**** Extracted records

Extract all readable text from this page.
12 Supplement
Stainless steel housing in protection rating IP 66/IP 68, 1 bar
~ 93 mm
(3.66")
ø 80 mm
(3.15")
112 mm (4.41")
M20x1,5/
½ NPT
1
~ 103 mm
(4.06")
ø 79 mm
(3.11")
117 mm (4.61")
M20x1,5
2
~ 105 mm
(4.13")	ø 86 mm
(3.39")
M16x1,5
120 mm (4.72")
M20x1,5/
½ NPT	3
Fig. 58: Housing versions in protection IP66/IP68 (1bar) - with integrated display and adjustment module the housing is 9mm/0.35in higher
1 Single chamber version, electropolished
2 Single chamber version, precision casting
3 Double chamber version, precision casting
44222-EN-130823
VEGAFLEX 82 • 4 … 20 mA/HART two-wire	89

********
**** Extracted records

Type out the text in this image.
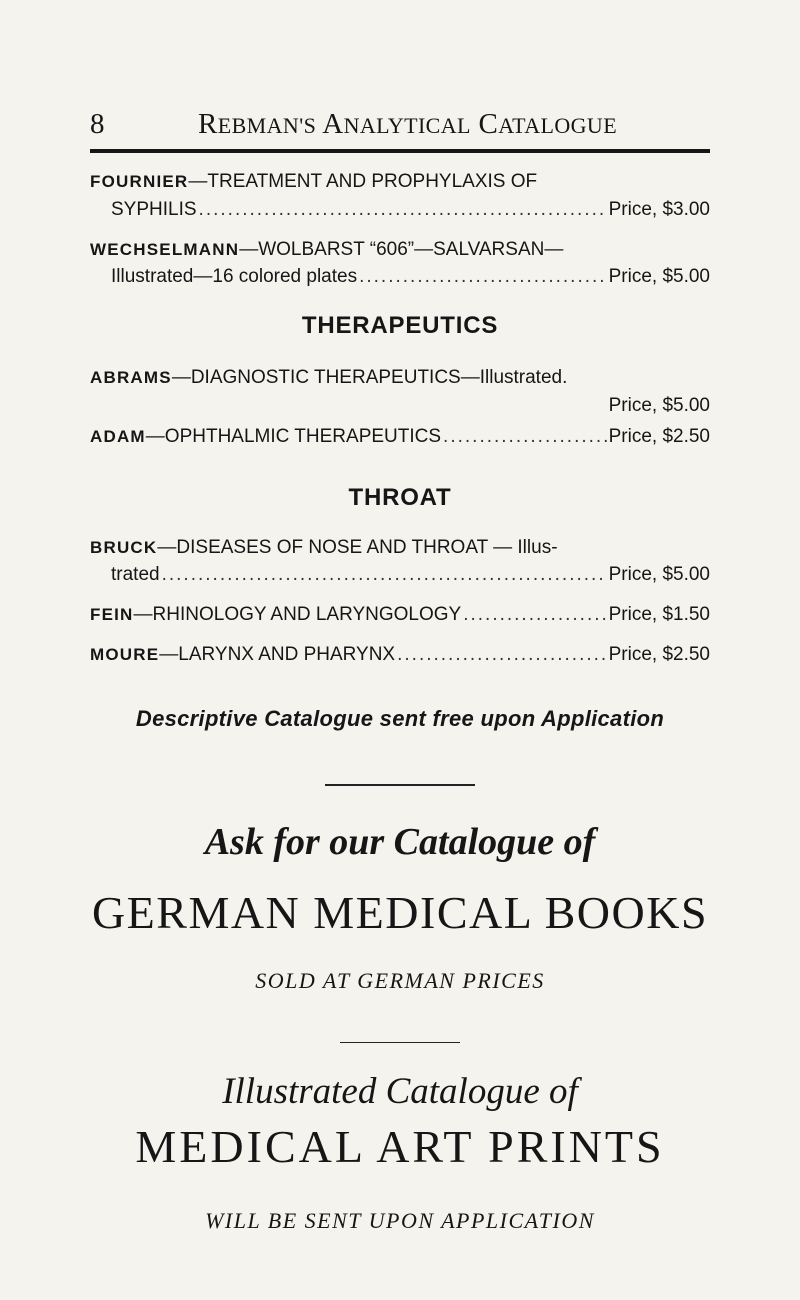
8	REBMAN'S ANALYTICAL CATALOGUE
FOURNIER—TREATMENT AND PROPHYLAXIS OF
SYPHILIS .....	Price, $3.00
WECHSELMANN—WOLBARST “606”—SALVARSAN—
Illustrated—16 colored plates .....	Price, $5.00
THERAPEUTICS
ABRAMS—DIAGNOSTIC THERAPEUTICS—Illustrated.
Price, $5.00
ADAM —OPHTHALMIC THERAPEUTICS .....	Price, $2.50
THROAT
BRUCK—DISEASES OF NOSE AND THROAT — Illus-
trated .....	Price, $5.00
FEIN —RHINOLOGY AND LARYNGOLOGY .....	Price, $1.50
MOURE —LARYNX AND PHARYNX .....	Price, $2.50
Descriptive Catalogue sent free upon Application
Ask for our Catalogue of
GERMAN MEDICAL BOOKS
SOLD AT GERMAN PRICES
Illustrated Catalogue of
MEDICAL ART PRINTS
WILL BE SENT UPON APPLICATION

********

— Task to complete —
Identify every line above with the string "Illustrated" in it. Copy those lines.

— Response —
Illustrated—16 colored plates .....	Price, $5.00
ABRAMS—DIAGNOSTIC THERAPEUTICS—Illustrated.
Illustrated Catalogue of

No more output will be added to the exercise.